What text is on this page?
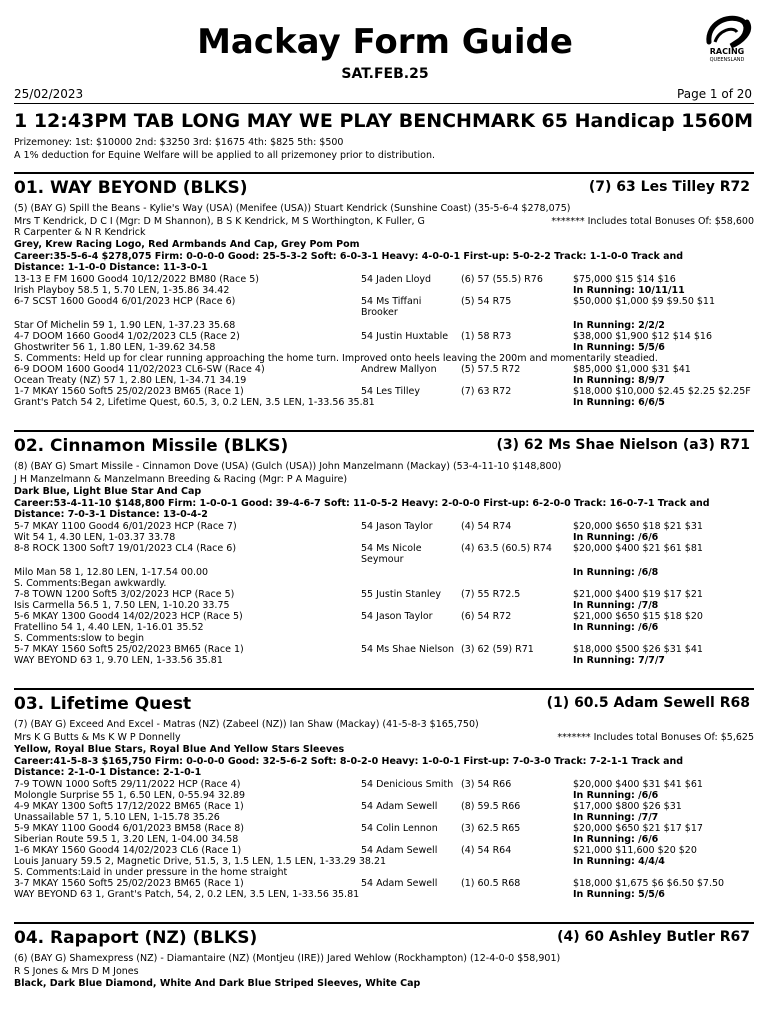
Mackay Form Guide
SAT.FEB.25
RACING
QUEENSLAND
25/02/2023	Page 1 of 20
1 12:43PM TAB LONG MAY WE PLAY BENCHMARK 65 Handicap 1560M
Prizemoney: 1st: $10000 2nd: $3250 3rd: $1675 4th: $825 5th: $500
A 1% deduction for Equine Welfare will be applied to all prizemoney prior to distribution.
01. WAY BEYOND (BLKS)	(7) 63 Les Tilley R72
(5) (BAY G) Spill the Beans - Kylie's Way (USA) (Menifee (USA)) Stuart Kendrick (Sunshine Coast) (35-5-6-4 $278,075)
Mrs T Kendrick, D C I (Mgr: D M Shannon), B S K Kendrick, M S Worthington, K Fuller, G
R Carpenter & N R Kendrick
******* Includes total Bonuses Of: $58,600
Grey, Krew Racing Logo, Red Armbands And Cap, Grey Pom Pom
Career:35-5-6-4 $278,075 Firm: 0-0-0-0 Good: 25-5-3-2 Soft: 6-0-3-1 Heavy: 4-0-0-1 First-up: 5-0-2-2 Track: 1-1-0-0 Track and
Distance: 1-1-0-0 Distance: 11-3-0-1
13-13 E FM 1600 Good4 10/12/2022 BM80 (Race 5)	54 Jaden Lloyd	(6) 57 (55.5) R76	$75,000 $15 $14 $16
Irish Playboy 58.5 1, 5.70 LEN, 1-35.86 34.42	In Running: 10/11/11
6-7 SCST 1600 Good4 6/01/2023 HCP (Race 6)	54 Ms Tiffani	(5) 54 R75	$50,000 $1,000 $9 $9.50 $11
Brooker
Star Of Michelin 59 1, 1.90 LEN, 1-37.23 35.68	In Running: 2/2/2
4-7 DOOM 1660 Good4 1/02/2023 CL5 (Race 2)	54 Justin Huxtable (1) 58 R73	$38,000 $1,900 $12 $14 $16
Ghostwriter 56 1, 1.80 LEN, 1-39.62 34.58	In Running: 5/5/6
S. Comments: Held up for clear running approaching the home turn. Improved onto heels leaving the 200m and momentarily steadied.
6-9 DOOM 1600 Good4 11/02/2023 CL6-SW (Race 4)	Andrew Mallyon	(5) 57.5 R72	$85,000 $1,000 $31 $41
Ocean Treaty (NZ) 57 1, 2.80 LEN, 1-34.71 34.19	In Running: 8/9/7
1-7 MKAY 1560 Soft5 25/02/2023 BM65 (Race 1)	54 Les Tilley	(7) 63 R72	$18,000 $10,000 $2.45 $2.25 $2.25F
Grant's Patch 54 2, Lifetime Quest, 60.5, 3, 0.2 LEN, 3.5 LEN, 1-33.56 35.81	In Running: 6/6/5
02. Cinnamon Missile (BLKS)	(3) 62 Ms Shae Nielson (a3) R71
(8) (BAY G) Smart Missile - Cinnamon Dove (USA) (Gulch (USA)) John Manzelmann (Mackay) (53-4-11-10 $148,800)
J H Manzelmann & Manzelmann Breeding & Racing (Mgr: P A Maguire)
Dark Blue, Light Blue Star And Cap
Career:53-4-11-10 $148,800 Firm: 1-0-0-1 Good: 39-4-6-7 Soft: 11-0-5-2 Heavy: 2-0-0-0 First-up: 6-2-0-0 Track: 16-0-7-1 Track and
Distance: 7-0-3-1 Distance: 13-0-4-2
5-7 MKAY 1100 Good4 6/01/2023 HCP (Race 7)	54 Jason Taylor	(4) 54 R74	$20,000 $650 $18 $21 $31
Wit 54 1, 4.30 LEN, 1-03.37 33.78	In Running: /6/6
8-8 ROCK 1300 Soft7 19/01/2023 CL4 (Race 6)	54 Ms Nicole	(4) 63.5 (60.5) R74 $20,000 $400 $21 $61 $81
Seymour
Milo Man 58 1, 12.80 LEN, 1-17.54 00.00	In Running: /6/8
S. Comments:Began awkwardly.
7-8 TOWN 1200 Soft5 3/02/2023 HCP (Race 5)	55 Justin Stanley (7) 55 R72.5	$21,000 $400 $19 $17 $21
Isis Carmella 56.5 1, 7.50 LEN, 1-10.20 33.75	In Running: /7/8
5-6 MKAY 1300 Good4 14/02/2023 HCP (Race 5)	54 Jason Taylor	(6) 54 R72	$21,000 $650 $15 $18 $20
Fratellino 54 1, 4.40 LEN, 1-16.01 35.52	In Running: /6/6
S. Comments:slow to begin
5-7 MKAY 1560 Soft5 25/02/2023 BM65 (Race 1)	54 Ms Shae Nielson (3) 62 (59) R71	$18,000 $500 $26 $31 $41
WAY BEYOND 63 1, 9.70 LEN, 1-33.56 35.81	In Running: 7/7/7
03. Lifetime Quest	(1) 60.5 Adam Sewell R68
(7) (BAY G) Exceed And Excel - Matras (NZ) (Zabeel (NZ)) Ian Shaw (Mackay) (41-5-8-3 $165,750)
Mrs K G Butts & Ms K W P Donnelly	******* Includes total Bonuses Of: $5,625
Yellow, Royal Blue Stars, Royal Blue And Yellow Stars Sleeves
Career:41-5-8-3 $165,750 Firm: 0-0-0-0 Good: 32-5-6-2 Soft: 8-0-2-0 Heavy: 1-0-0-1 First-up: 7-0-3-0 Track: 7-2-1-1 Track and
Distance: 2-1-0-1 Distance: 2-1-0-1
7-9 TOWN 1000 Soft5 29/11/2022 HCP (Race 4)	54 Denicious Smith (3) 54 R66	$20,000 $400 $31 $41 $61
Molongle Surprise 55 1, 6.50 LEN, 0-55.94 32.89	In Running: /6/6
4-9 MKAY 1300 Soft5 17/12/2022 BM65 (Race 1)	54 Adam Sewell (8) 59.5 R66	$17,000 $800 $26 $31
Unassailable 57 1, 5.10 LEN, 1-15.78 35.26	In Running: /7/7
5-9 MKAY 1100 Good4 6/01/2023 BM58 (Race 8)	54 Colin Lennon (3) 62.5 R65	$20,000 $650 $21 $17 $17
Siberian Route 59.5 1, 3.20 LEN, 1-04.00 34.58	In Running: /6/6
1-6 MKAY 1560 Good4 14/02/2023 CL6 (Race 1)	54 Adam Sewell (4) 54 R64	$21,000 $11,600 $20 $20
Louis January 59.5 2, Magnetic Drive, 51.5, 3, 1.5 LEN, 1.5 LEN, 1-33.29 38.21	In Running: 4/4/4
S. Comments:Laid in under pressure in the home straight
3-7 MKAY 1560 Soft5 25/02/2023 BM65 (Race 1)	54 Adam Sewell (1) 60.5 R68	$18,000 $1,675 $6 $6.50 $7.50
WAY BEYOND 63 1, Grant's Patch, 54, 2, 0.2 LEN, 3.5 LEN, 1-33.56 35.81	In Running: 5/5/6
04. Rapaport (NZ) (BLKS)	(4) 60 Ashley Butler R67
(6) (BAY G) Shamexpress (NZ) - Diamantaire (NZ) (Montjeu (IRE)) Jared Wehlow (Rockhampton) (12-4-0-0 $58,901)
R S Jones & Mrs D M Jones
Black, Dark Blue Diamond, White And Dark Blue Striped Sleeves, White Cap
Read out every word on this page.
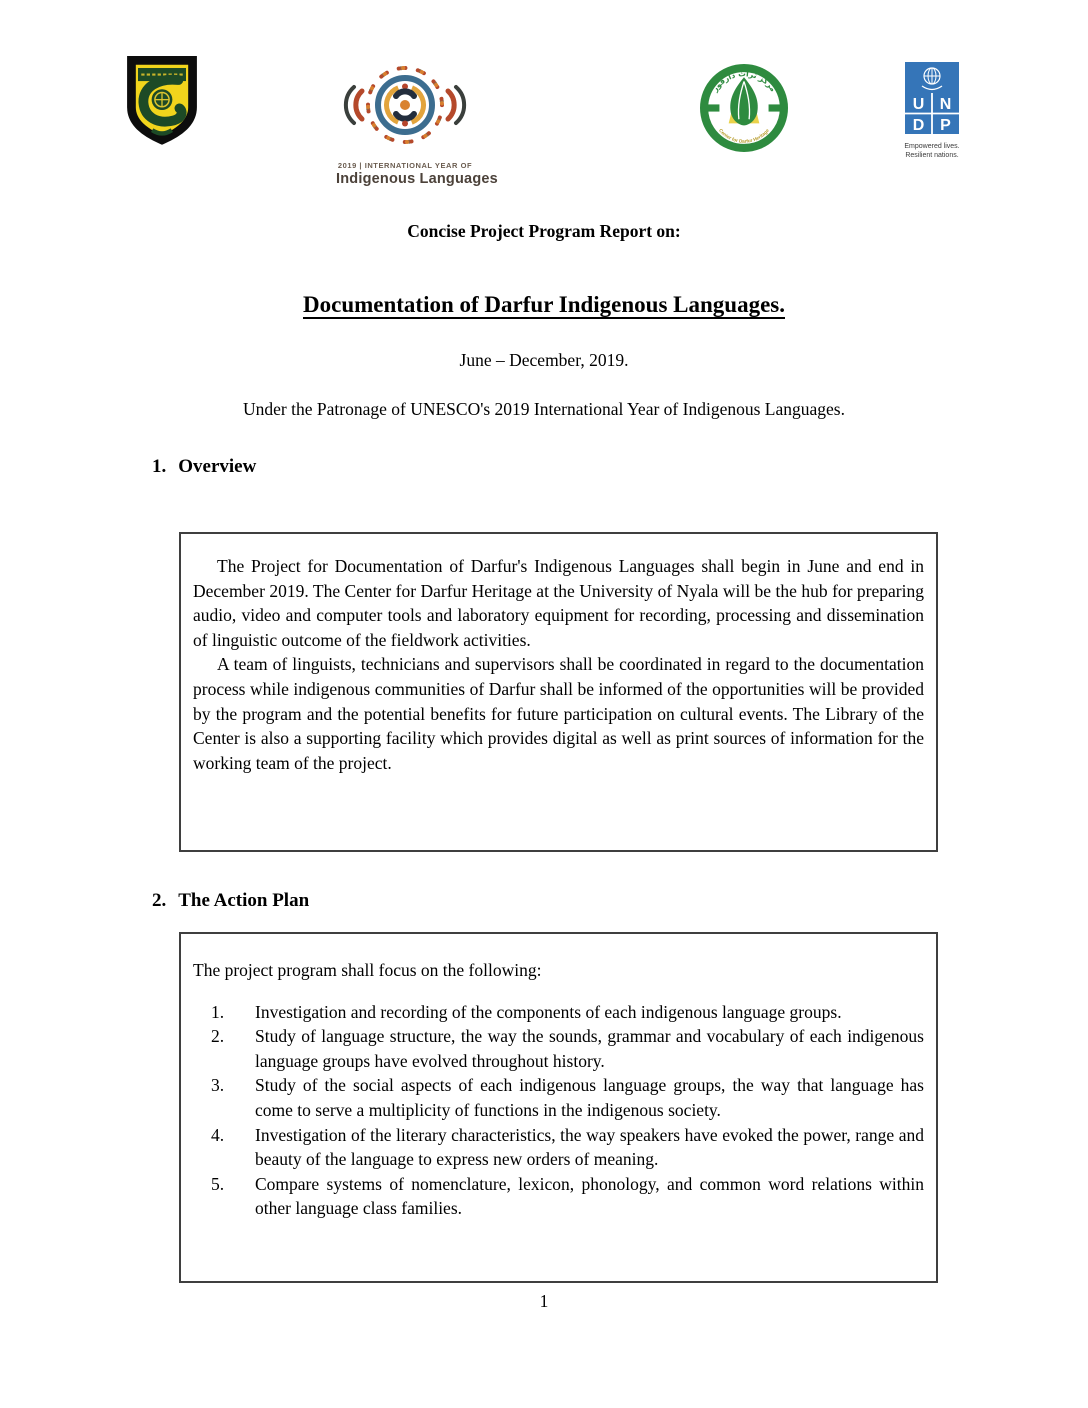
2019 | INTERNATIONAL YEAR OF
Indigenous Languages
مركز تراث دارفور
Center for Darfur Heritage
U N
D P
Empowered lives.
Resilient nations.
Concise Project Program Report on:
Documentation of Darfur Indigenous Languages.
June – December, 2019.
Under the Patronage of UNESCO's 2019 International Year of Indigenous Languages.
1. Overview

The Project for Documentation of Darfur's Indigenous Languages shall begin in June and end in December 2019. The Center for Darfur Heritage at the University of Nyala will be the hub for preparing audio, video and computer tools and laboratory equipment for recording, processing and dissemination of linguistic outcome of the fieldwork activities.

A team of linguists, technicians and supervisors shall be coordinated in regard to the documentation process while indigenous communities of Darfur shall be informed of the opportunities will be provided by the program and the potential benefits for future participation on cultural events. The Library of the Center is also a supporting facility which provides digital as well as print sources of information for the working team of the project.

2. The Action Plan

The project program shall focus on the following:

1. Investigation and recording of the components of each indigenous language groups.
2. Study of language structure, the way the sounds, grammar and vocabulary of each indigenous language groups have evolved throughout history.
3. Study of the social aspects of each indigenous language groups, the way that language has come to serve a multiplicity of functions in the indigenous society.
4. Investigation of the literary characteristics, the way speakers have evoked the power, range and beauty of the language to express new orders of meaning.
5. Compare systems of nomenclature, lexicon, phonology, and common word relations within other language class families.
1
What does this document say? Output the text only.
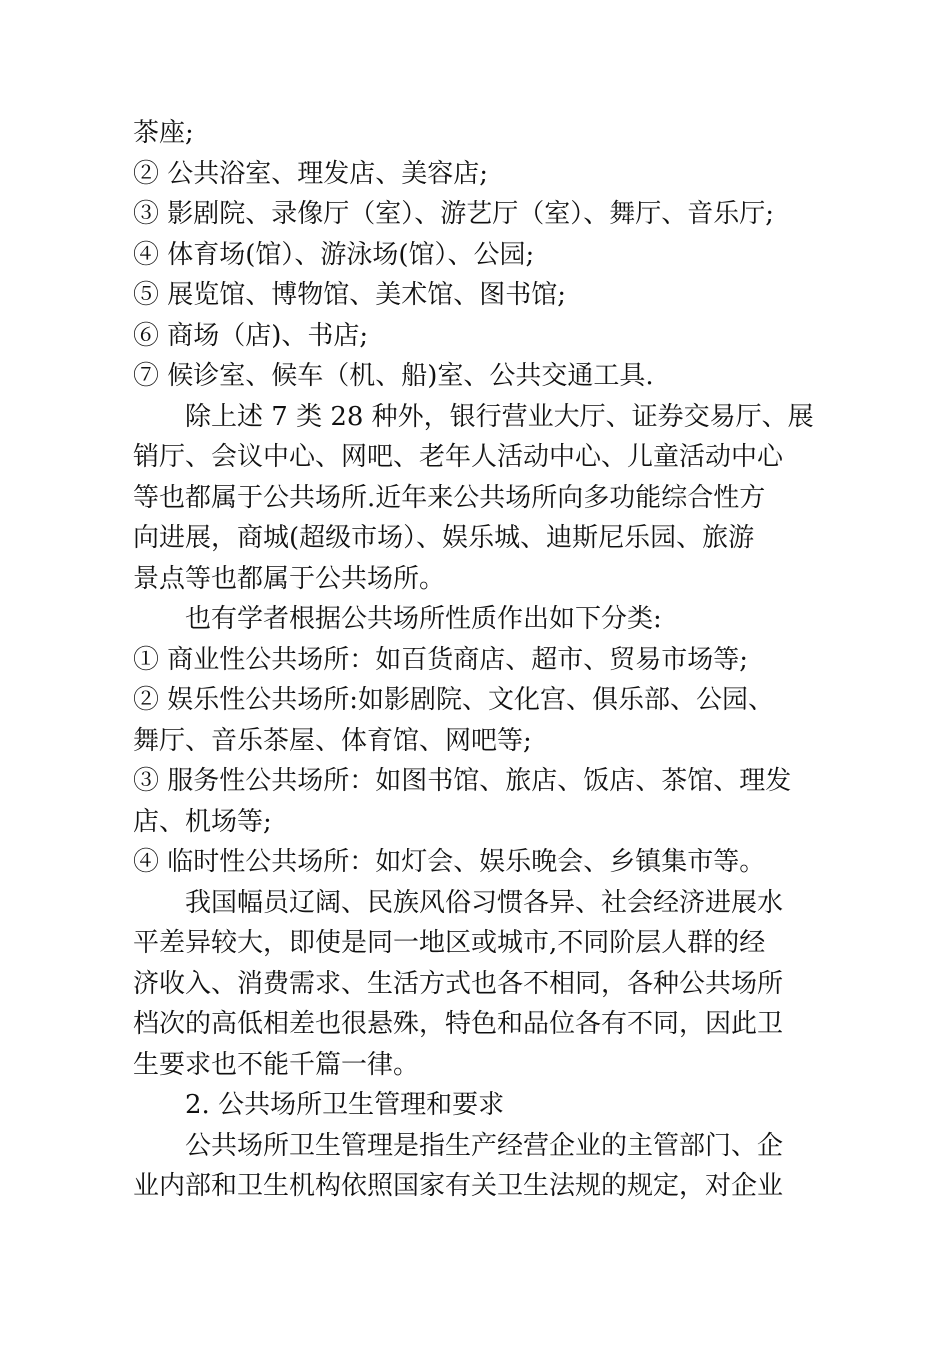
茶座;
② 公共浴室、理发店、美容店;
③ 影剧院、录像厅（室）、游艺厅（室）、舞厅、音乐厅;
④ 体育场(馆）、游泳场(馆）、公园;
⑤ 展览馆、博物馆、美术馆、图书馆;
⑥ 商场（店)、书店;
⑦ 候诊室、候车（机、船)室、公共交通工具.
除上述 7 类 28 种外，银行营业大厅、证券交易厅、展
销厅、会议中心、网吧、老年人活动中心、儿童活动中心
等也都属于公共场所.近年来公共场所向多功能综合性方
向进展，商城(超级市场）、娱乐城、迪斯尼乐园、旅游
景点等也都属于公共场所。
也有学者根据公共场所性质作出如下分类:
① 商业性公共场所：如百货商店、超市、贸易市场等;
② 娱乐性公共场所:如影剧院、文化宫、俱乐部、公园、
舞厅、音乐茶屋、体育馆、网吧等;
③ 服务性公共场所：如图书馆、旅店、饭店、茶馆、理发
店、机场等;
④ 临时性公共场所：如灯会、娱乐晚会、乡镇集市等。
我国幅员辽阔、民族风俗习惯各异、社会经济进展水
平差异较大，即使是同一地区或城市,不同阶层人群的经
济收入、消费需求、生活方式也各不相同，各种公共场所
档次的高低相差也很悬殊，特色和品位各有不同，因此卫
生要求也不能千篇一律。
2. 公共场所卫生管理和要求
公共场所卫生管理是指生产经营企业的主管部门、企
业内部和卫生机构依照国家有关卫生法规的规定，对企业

----

Report how many lines in the listing include the word "First". Give nothing but the count.

TASK ANSWER: 3